Give an exact copy of every line, leaving images out.

>>>>>

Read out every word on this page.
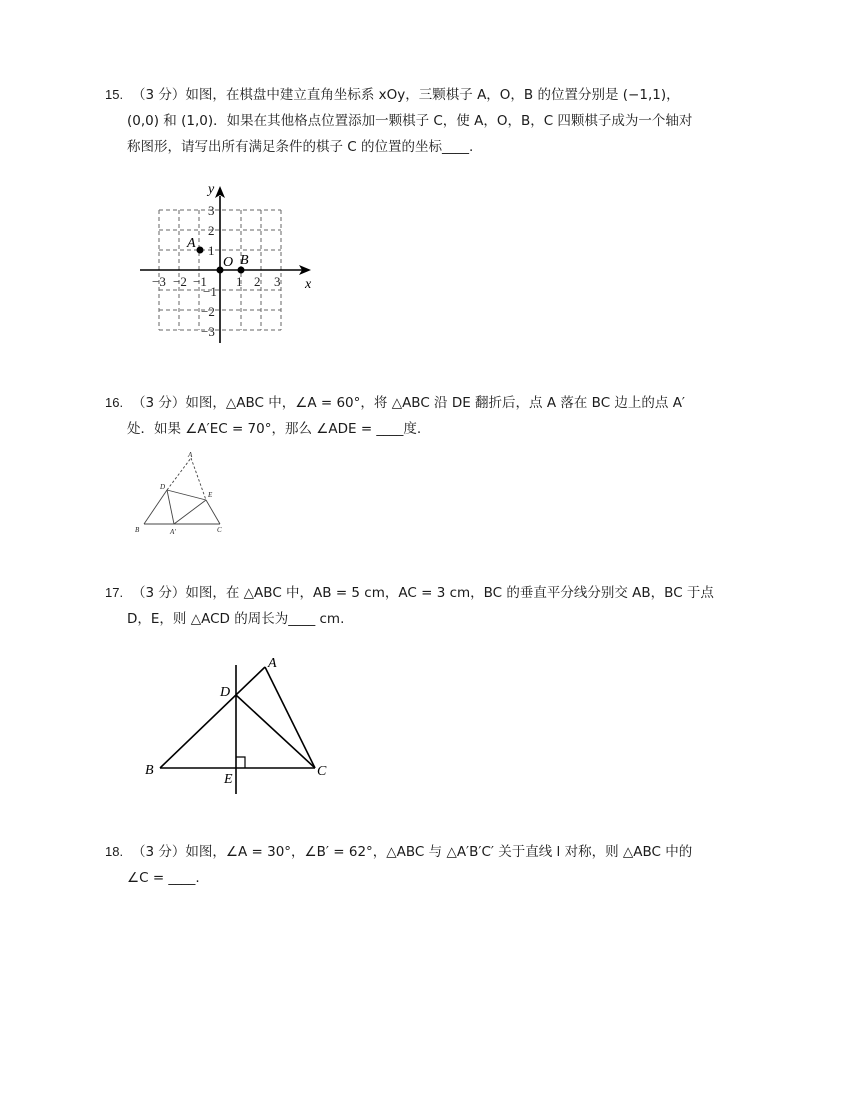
15. （3 分）如图，在棋盘中建立直角坐标系 xOy，三颗棋子 A，O，B 的位置分别是 (−1,1)，
(0,0) 和 (1,0)．如果在其他格点位置添加一颗棋子 C，使 A，O，B，C 四颗棋子成为一个轴对
称图形，请写出所有满足条件的棋子 C 的位置的坐标____.
x
y
−3 −2 −1 1 2 3
3
2
1
−1
−2
−3
A
O B
16. （3 分）如图，△ABC 中，∠A = 60°，将 △ABC 沿 DE 翻折后，点 A 落在 BC 边上的点 A′
处．如果 ∠A′EC = 70°，那么 ∠ADE = ____度.
A
D
E
B	A′	C
17. （3 分）如图，在 △ABC 中，AB = 5 cm，AC = 3 cm，BC 的垂直平分线分别交 AB，BC 于点
D，E，则 △ACD 的周长为____ cm.
A
D
B
E
C
18. （3 分）如图，∠A = 30°，∠B′ = 62°，△ABC 与 △A′B′C′ 关于直线 l 对称，则 △ABC 中的
∠C = ____.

<<<<<

Response below ▸
Read out every word on this page.
15. （3 分）如图，在棋盘中建立直角坐标系 xOy，三颗棋子 A，O，B 的位置分别是 (−1,1)，
(0,0) 和 (1,0)．如果在其他格点位置添加一颗棋子 C，使 A，O，B，C 四颗棋子成为一个轴对
称图形，请写出所有满足条件的棋子 C 的位置的坐标____.
x
y
−3 −2 −1 1 2 3
3
2
1
−1
−2
−3
A
O B
16. （3 分）如图，△ABC 中，∠A = 60°，将 △ABC 沿 DE 翻折后，点 A 落在 BC 边上的点 A′
处．如果 ∠A′EC = 70°，那么 ∠ADE = ____度.
A
D
E
B	A′	C
17. （3 分）如图，在 △ABC 中，AB = 5 cm，AC = 3 cm，BC 的垂直平分线分别交 AB，BC 于点
D，E，则 △ACD 的周长为____ cm.
A
D
B
E
C
18. （3 分）如图，∠A = 30°，∠B′ = 62°，△ABC 与 △A′B′C′ 关于直线 l 对称，则 △ABC 中的
∠C = ____.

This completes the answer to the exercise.